WHAT THE EXERCISE ASKS | Extract and list every line that contains the word "description".

--- Start of SOURCE RECORDS ---

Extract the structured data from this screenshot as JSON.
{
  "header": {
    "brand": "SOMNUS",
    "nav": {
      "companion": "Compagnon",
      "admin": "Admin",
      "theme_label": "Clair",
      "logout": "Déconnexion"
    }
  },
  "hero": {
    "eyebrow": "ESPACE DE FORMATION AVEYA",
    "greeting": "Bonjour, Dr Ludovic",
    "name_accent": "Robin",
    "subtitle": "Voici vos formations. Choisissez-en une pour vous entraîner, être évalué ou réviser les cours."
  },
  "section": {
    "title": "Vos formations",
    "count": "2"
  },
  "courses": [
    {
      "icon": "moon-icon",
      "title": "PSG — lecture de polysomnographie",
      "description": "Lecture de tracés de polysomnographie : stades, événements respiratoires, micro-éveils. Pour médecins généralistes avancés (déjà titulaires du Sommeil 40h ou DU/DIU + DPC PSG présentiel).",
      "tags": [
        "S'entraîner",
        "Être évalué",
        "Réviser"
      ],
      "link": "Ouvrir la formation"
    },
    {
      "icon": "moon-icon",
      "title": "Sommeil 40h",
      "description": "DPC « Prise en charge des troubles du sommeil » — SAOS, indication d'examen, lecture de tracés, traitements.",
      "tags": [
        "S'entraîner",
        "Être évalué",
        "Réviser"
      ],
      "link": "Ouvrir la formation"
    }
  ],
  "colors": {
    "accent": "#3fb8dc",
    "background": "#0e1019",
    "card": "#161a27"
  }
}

--- End of SOURCE RECORDS ---

SOLUTION FOR THIS EXERCISE |
      "description": "Lecture de tracés de polysomnographie : stades, événements respiratoires, micro-éveils. Pour médecins généralistes avancés (déjà titulaires du Sommeil 40h ou DU/DIU + DPC PSG présentiel).",
      "description": "DPC « Prise en charge des troubles du sommeil » — SAOS, indication d'examen, lecture de tracés, traitements.",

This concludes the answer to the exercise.